[What you have to do]: Provide the number of lines containing the word "未促成合同成立的", and nothing else.

[Given entries]:
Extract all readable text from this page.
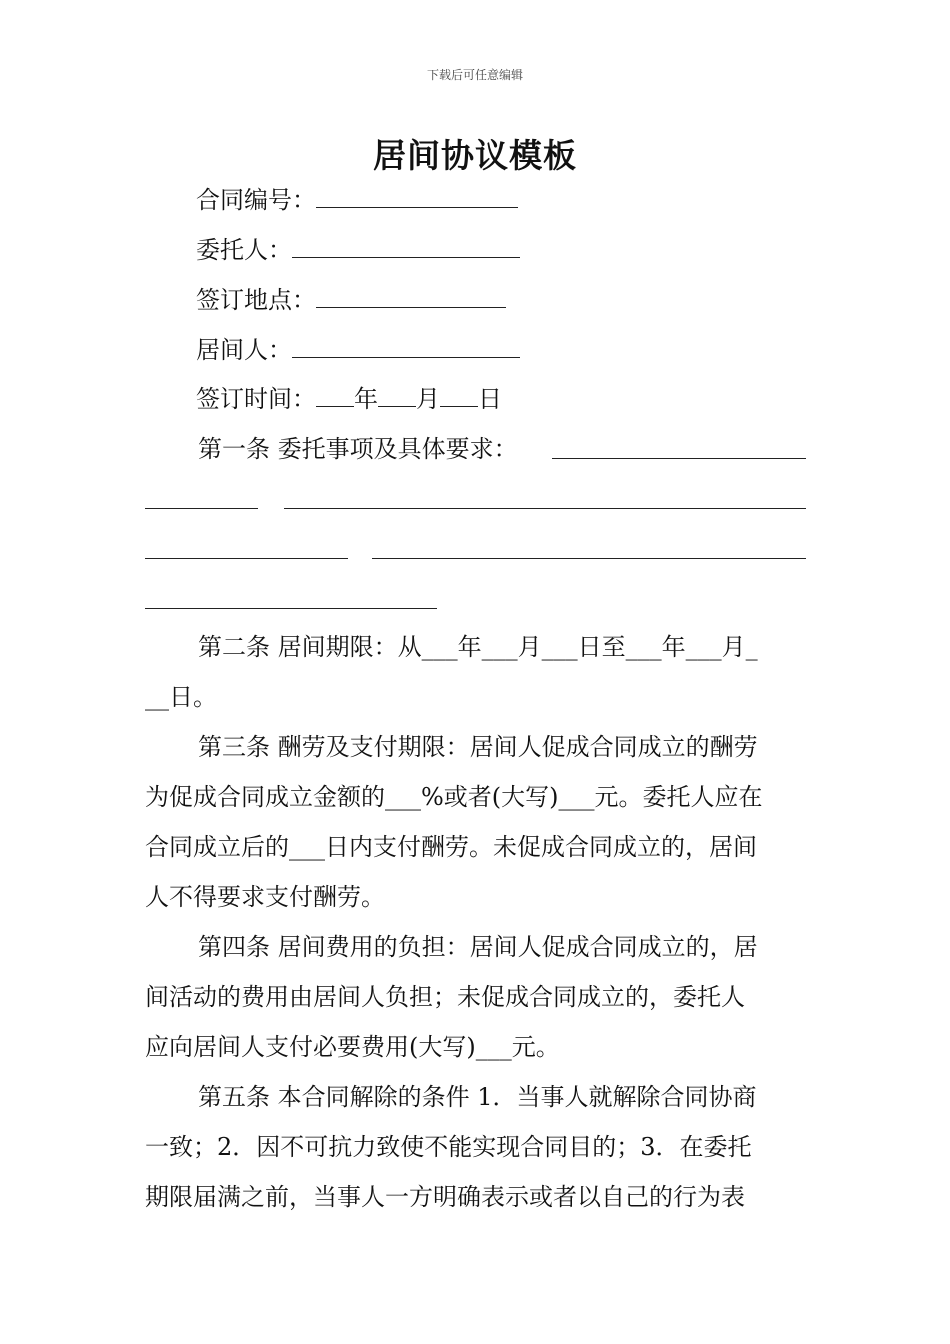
下载后可任意编辑
居间协议模板
合同编号：
委托人：
签订地点：
居间人：
签订时间： 年 月 日
第一条 委托事项及具体要求：
第二条 居间期限：从___年___月___日至___年___月_
__日。
第三条 酬劳及支付期限：居间人促成合同成立的酬劳
为促成合同成立金额的___%或者(大写)___元。委托人应在
合同成立后的___日内支付酬劳。未促成合同成立的，居间
人不得要求支付酬劳。
第四条 居间费用的负担：居间人促成合同成立的，居
间活动的费用由居间人负担；未促成合同成立的，委托人
应向居间人支付必要费用(大写)___元。
第五条 本合同解除的条件 1．当事人就解除合同协商
一致；2．因不可抗力致使不能实现合同目的；3．在委托
期限届满之前，当事人一方明确表示或者以自己的行为表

[Answer to the task]: 2